Raw records
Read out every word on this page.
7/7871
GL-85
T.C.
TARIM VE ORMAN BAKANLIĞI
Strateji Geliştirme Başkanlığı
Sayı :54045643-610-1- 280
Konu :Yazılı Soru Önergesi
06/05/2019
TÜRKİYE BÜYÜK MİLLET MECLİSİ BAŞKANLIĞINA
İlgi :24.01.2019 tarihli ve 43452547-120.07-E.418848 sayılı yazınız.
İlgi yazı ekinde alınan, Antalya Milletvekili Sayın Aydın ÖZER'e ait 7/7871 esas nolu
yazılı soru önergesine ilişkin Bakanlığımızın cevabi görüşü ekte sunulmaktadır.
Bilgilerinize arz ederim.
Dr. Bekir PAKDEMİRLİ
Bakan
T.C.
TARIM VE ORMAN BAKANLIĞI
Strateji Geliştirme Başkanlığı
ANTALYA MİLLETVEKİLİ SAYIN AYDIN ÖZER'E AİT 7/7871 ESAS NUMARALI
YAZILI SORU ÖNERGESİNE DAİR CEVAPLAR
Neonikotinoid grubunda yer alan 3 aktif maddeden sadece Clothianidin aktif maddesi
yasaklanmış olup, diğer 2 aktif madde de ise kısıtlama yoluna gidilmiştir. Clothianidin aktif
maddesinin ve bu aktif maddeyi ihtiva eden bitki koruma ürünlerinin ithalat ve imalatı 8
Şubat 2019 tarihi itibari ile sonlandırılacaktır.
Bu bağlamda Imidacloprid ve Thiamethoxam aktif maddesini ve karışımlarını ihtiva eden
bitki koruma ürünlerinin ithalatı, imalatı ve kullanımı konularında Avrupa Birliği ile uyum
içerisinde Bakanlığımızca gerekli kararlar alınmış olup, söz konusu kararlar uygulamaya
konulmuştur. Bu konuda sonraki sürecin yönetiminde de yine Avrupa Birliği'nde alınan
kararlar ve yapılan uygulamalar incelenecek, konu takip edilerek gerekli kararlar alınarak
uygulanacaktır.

* [WORK TO COMPLETE]: Reproduce every line of the data verbatim.

* [ANSWER TO THE TASK]:
Read out every word on this page.
7/7871
GL-85
T.C.
TARIM VE ORMAN BAKANLIĞI
Strateji Geliştirme Başkanlığı
Sayı :54045643-610-1- 280
Konu :Yazılı Soru Önergesi
06/05/2019
TÜRKİYE BÜYÜK MİLLET MECLİSİ BAŞKANLIĞINA
İlgi :24.01.2019 tarihli ve 43452547-120.07-E.418848 sayılı yazınız.
İlgi yazı ekinde alınan, Antalya Milletvekili Sayın Aydın ÖZER'e ait 7/7871 esas nolu
yazılı soru önergesine ilişkin Bakanlığımızın cevabi görüşü ekte sunulmaktadır.
Bilgilerinize arz ederim.
Dr. Bekir PAKDEMİRLİ
Bakan
T.C.
TARIM VE ORMAN BAKANLIĞI
Strateji Geliştirme Başkanlığı
ANTALYA MİLLETVEKİLİ SAYIN AYDIN ÖZER'E AİT 7/7871 ESAS NUMARALI
YAZILI SORU ÖNERGESİNE DAİR CEVAPLAR
Neonikotinoid grubunda yer alan 3 aktif maddeden sadece Clothianidin aktif maddesi
yasaklanmış olup, diğer 2 aktif madde de ise kısıtlama yoluna gidilmiştir. Clothianidin aktif
maddesinin ve bu aktif maddeyi ihtiva eden bitki koruma ürünlerinin ithalat ve imalatı 8
Şubat 2019 tarihi itibari ile sonlandırılacaktır.
Bu bağlamda Imidacloprid ve Thiamethoxam aktif maddesini ve karışımlarını ihtiva eden
bitki koruma ürünlerinin ithalatı, imalatı ve kullanımı konularında Avrupa Birliği ile uyum
içerisinde Bakanlığımızca gerekli kararlar alınmış olup, söz konusu kararlar uygulamaya
konulmuştur. Bu konuda sonraki sürecin yönetiminde de yine Avrupa Birliği'nde alınan
kararlar ve yapılan uygulamalar incelenecek, konu takip edilerek gerekli kararlar alınarak
uygulanacaktır.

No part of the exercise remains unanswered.